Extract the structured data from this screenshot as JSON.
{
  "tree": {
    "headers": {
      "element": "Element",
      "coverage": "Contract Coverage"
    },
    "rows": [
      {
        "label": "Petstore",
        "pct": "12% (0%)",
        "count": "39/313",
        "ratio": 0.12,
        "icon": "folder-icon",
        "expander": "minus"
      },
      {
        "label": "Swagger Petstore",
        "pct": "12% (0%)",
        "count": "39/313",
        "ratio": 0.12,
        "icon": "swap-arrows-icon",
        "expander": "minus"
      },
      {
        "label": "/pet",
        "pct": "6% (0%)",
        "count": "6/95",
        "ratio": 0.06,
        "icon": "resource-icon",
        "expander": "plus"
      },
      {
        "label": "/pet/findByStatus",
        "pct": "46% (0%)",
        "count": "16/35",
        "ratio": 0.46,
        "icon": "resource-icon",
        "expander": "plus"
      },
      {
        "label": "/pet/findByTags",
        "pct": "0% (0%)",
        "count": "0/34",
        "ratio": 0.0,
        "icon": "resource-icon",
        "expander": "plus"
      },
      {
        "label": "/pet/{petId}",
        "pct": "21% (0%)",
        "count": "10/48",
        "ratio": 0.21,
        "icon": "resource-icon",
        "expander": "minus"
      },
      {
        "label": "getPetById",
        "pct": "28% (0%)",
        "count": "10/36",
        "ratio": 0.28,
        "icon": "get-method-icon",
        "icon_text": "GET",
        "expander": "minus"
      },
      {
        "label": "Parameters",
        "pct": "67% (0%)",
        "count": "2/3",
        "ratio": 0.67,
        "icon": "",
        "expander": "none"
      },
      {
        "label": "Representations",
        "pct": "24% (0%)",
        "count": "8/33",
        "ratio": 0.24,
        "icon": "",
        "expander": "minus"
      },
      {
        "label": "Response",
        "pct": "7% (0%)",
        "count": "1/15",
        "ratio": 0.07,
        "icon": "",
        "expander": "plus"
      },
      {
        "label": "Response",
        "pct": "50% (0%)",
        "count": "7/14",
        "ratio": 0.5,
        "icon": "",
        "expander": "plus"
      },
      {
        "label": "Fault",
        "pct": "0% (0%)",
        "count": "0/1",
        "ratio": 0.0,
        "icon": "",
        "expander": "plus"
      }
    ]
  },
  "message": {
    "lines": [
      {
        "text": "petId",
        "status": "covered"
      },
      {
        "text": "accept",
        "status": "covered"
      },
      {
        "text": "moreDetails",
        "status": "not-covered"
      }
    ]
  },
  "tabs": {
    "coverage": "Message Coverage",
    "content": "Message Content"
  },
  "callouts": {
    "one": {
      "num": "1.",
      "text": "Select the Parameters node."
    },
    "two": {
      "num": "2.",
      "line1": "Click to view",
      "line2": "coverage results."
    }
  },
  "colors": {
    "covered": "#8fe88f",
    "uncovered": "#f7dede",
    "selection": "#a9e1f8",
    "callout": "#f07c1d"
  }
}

□ □ □ □ □

PROBLEM:
From the data above, show each line that contains "Parameters".

EXERCISE SOLUTION:
        "label": "Parameters",
      "text": "Select the Parameters node."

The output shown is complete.